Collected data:
○ ○ ○ ○ ○ ○ ○
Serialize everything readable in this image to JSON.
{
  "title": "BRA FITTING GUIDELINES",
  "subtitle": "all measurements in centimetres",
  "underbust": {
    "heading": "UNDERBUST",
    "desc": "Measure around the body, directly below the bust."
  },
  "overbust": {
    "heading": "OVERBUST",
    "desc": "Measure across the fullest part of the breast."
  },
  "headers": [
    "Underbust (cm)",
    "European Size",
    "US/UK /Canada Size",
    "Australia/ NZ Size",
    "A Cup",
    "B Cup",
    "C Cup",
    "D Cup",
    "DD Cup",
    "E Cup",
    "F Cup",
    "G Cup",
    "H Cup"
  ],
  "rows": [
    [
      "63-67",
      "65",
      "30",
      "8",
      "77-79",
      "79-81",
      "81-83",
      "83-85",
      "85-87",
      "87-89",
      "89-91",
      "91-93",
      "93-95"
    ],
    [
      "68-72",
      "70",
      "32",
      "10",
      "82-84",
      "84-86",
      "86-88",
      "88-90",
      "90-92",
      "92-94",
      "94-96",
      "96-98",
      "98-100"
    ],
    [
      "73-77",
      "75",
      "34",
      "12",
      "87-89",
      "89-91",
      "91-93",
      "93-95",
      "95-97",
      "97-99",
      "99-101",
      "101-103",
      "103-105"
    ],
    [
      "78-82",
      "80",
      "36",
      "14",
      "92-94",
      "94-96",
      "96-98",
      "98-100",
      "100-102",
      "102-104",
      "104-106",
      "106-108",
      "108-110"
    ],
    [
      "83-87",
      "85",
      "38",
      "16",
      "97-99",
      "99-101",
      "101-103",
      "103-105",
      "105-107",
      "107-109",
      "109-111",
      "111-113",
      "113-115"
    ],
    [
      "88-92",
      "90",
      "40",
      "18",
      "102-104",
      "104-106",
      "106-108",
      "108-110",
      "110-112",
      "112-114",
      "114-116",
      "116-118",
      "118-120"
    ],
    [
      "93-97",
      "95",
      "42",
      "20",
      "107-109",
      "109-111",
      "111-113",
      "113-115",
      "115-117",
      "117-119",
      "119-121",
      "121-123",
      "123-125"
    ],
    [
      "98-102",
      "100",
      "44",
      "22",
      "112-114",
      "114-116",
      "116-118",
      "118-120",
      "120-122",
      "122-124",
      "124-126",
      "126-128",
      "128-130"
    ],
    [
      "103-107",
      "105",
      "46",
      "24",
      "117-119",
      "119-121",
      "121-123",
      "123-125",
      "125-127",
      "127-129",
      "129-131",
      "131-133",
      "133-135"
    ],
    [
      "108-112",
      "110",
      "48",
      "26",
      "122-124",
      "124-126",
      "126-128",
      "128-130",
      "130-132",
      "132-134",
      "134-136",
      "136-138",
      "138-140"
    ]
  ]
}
○ ○ ○ ○ ○ ○ ○
WHAT TO DO:
Print the records above exactly as they appear.

TASK OUTPUT:
Serialize everything readable in this image to JSON.
{
  "title": "BRA FITTING GUIDELINES",
  "subtitle": "all measurements in centimetres",
  "underbust": {
    "heading": "UNDERBUST",
    "desc": "Measure around the body, directly below the bust."
  },
  "overbust": {
    "heading": "OVERBUST",
    "desc": "Measure across the fullest part of the breast."
  },
  "headers": [
    "Underbust (cm)",
    "European Size",
    "US/UK /Canada Size",
    "Australia/ NZ Size",
    "A Cup",
    "B Cup",
    "C Cup",
    "D Cup",
    "DD Cup",
    "E Cup",
    "F Cup",
    "G Cup",
    "H Cup"
  ],
  "rows": [
    [
      "63-67",
      "65",
      "30",
      "8",
      "77-79",
      "79-81",
      "81-83",
      "83-85",
      "85-87",
      "87-89",
      "89-91",
      "91-93",
      "93-95"
    ],
    [
      "68-72",
      "70",
      "32",
      "10",
      "82-84",
      "84-86",
      "86-88",
      "88-90",
      "90-92",
      "92-94",
      "94-96",
      "96-98",
      "98-100"
    ],
    [
      "73-77",
      "75",
      "34",
      "12",
      "87-89",
      "89-91",
      "91-93",
      "93-95",
      "95-97",
      "97-99",
      "99-101",
      "101-103",
      "103-105"
    ],
    [
      "78-82",
      "80",
      "36",
      "14",
      "92-94",
      "94-96",
      "96-98",
      "98-100",
      "100-102",
      "102-104",
      "104-106",
      "106-108",
      "108-110"
    ],
    [
      "83-87",
      "85",
      "38",
      "16",
      "97-99",
      "99-101",
      "101-103",
      "103-105",
      "105-107",
      "107-109",
      "109-111",
      "111-113",
      "113-115"
    ],
    [
      "88-92",
      "90",
      "40",
      "18",
      "102-104",
      "104-106",
      "106-108",
      "108-110",
      "110-112",
      "112-114",
      "114-116",
      "116-118",
      "118-120"
    ],
    [
      "93-97",
      "95",
      "42",
      "20",
      "107-109",
      "109-111",
      "111-113",
      "113-115",
      "115-117",
      "117-119",
      "119-121",
      "121-123",
      "123-125"
    ],
    [
      "98-102",
      "100",
      "44",
      "22",
      "112-114",
      "114-116",
      "116-118",
      "118-120",
      "120-122",
      "122-124",
      "124-126",
      "126-128",
      "128-130"
    ],
    [
      "103-107",
      "105",
      "46",
      "24",
      "117-119",
      "119-121",
      "121-123",
      "123-125",
      "125-127",
      "127-129",
      "129-131",
      "131-133",
      "133-135"
    ],
    [
      "108-112",
      "110",
      "48",
      "26",
      "122-124",
      "124-126",
      "126-128",
      "128-130",
      "130-132",
      "132-134",
      "134-136",
      "136-138",
      "138-140"
    ]
  ]
}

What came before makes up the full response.